**Given exercise:** Search the entries below. Return every line that has "Shear" in it.

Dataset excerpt
------------------------------------------------------------------------

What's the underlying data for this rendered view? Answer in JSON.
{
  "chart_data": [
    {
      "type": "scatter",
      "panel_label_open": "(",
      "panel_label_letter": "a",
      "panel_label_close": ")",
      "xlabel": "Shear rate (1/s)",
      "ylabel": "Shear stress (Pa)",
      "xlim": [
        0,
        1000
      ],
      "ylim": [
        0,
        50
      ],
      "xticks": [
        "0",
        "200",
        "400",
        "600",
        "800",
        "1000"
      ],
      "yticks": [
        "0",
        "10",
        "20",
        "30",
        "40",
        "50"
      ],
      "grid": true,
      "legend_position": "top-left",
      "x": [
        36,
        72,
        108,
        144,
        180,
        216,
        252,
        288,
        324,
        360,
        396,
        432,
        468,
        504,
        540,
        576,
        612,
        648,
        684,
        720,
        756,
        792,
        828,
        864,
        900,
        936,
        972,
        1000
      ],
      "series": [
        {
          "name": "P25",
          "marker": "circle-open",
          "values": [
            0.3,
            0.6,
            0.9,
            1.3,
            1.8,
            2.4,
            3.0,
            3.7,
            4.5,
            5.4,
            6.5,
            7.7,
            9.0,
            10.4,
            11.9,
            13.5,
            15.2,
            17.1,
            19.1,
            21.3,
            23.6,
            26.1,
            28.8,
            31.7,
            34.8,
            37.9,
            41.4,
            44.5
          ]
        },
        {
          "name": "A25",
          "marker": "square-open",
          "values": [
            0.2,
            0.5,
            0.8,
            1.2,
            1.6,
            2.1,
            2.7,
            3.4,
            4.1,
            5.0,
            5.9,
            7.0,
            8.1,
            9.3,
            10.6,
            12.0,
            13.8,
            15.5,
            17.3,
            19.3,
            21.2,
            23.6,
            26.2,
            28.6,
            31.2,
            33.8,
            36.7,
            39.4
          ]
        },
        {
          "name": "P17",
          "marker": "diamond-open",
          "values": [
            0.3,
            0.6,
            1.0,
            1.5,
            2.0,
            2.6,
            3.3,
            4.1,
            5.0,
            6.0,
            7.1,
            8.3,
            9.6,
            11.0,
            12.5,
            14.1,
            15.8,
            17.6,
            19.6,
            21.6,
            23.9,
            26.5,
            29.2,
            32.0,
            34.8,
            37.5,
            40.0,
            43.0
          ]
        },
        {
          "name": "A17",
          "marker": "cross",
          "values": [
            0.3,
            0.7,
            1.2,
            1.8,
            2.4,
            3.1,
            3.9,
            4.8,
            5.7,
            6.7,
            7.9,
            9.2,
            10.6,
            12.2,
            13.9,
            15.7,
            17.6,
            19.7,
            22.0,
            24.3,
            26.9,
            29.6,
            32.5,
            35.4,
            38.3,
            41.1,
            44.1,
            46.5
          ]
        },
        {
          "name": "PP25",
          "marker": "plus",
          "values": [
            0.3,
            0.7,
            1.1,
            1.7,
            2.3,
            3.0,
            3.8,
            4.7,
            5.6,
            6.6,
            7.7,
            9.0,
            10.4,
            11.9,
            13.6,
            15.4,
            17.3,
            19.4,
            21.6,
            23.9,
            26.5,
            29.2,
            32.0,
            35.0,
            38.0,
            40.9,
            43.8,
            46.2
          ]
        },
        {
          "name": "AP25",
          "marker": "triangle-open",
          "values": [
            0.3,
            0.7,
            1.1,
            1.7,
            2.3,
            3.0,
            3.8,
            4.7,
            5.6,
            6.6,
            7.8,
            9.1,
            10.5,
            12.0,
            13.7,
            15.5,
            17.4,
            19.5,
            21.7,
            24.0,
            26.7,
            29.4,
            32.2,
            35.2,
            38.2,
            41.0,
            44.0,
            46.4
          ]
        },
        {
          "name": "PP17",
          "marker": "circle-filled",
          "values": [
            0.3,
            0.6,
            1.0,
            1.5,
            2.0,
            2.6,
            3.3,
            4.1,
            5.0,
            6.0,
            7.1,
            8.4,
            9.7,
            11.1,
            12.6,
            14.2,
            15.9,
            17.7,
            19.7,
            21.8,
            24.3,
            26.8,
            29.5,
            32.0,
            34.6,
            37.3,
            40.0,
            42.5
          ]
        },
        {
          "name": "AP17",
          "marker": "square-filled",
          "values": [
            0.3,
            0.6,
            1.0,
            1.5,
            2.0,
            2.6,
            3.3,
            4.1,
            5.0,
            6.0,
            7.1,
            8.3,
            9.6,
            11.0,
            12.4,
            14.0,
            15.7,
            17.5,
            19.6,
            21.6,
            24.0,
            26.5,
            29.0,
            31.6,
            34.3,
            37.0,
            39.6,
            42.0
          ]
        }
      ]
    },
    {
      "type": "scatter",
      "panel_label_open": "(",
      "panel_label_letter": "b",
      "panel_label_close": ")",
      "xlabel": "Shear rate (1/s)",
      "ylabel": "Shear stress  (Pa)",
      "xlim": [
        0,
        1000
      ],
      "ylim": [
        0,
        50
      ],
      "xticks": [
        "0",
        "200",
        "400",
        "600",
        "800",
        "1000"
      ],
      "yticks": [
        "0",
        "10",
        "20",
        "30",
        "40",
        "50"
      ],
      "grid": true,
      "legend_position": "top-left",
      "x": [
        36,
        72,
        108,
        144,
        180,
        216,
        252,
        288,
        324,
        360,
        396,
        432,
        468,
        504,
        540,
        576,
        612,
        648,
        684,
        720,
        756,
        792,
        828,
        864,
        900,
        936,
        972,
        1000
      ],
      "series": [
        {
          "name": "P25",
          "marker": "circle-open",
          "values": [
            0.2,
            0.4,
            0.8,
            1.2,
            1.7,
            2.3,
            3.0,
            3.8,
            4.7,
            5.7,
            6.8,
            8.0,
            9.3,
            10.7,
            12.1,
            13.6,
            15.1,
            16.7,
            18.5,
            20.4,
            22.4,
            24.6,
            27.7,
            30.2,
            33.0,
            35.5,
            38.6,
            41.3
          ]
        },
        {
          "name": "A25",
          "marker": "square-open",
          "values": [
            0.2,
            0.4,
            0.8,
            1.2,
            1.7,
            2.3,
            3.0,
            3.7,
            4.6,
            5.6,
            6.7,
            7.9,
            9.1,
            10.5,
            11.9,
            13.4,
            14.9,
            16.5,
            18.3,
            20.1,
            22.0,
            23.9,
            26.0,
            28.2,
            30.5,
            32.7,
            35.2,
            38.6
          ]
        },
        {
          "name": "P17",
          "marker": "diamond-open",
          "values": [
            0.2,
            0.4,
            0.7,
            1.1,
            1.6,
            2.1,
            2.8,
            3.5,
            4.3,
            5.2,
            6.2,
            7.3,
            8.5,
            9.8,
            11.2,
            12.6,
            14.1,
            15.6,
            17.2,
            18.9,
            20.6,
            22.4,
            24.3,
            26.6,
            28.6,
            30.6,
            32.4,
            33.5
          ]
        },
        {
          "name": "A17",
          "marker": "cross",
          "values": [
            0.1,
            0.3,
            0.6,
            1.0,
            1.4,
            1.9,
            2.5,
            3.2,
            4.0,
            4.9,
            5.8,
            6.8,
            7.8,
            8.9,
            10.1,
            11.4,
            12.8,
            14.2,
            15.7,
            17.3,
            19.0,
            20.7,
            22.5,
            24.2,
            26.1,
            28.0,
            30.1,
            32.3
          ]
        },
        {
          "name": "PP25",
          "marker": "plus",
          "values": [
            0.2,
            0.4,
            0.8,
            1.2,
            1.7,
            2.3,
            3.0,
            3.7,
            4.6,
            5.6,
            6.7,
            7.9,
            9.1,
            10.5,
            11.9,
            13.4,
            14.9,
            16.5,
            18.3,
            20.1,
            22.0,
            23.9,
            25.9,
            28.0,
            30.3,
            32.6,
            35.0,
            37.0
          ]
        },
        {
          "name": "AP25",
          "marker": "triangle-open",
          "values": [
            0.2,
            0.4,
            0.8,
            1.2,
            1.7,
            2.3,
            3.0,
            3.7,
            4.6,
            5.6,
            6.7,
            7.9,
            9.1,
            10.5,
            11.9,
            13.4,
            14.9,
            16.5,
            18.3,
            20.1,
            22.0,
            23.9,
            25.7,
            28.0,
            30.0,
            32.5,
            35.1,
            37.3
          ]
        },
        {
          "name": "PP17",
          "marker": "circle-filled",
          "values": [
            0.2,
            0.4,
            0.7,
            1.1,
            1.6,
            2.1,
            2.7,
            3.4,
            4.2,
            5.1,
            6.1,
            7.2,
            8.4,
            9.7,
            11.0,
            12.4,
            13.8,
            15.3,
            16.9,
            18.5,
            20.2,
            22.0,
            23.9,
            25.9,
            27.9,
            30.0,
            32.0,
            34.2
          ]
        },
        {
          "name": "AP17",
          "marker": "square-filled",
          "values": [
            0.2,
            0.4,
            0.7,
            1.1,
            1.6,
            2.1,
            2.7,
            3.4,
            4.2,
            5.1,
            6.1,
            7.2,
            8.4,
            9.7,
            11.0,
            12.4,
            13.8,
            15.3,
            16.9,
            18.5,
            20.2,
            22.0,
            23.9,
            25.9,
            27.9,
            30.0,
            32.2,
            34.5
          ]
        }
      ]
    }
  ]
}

------------------------------------------------------------------------

**Complete answer:**
      "xlabel": "Shear rate (1/s)",
      "ylabel": "Shear stress (Pa)",
      "xlabel": "Shear rate (1/s)",
      "ylabel": "Shear stress  (Pa)",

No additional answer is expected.